> **What to do**: Retype the whole listing verbatim and keep the pictures out of it.
[START OF Information provided]
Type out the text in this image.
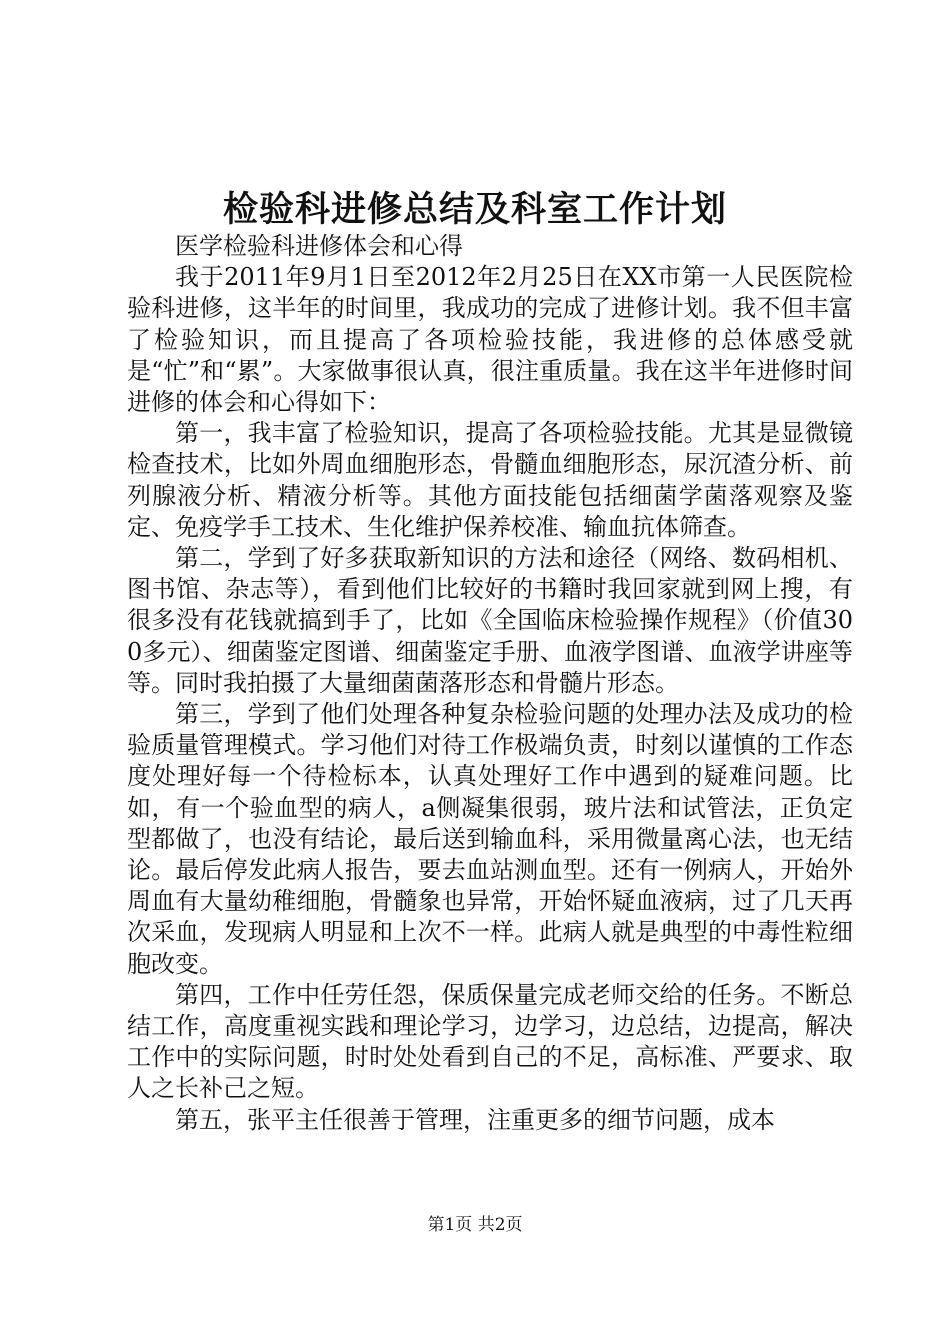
检验科进修总结及科室工作计划

医学检验科进修体会和心得

我于2011年9月1日至2012年2月25日在XX市第一人民医院检验科进修，这半年的时间里，我成功的完成了进修计划。我不但丰富了检验知识，而且提高了各项检验技能，我进修的总体感受就是“忙”和“累”。大家做事很认真，很注重质量。我在这半年进修时间进修的体会和心得如下：

第一，我丰富了检验知识，提高了各项检验技能。尤其是显微镜检查技术，比如外周血细胞形态，骨髓血细胞形态，尿沉渣分析、前列腺液分析、精液分析等。其他方面技能包括细菌学菌落观察及鉴定、免疫学手工技术、生化维护保养校准、输血抗体筛查。

第二，学到了好多获取新知识的方法和途径（网络、数码相机、图书馆、杂志等），看到他们比较好的书籍时我回家就到网上搜，有很多没有花钱就搞到手了，比如《全国临床检验操作规程》（价值300多元）、细菌鉴定图谱、细菌鉴定手册、血液学图谱、血液学讲座等等。同时我拍摄了大量细菌菌落形态和骨髓片形态。

第三，学到了他们处理各种复杂检验问题的处理办法及成功的检验质量管理模式。学习他们对待工作极端负责，时刻以谨慎的工作态度处理好每一个待检标本，认真处理好工作中遇到的疑难问题。比如，有一个验血型的病人，a侧凝集很弱，玻片法和试管法，正负定型都做了，也没有结论，最后送到输血科，采用微量离心法，也无结论。最后停发此病人报告，要去血站测血型。还有一例病人，开始外周血有大量幼稚细胞，骨髓象也异常，开始怀疑血液病，过了几天再次采血，发现病人明显和上次不一样。此病人就是典型的中毒性粒细胞改变。

第四，工作中任劳任怨，保质保量完成老师交给的任务。不断总结工作，高度重视实践和理论学习，边学习，边总结，边提高，解决工作中的实际问题，时时处处看到自己的不足，高标准、严要求、取人之长补己之短。

第五，张平主任很善于管理，注重更多的细节问题，成本

第1页 共2页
[END OF Information provided]
> **Task response**:
Type out the text in this image.
检验科进修总结及科室工作计划

医学检验科进修体会和心得

我于2011年9月1日至2012年2月25日在XX市第一人民医院检验科进修，这半年的时间里，我成功的完成了进修计划。我不但丰富了检验知识，而且提高了各项检验技能，我进修的总体感受就是“忙”和“累”。大家做事很认真，很注重质量。我在这半年进修时间进修的体会和心得如下：

第一，我丰富了检验知识，提高了各项检验技能。尤其是显微镜检查技术，比如外周血细胞形态，骨髓血细胞形态，尿沉渣分析、前列腺液分析、精液分析等。其他方面技能包括细菌学菌落观察及鉴定、免疫学手工技术、生化维护保养校准、输血抗体筛查。

第二，学到了好多获取新知识的方法和途径（网络、数码相机、图书馆、杂志等），看到他们比较好的书籍时我回家就到网上搜，有很多没有花钱就搞到手了，比如《全国临床检验操作规程》（价值300多元）、细菌鉴定图谱、细菌鉴定手册、血液学图谱、血液学讲座等等。同时我拍摄了大量细菌菌落形态和骨髓片形态。

第三，学到了他们处理各种复杂检验问题的处理办法及成功的检验质量管理模式。学习他们对待工作极端负责，时刻以谨慎的工作态度处理好每一个待检标本，认真处理好工作中遇到的疑难问题。比如，有一个验血型的病人，a侧凝集很弱，玻片法和试管法，正负定型都做了，也没有结论，最后送到输血科，采用微量离心法，也无结论。最后停发此病人报告，要去血站测血型。还有一例病人，开始外周血有大量幼稚细胞，骨髓象也异常，开始怀疑血液病，过了几天再次采血，发现病人明显和上次不一样。此病人就是典型的中毒性粒细胞改变。

第四，工作中任劳任怨，保质保量完成老师交给的任务。不断总结工作，高度重视实践和理论学习，边学习，边总结，边提高，解决工作中的实际问题，时时处处看到自己的不足，高标准、严要求、取人之长补己之短。

第五，张平主任很善于管理，注重更多的细节问题，成本

第1页 共2页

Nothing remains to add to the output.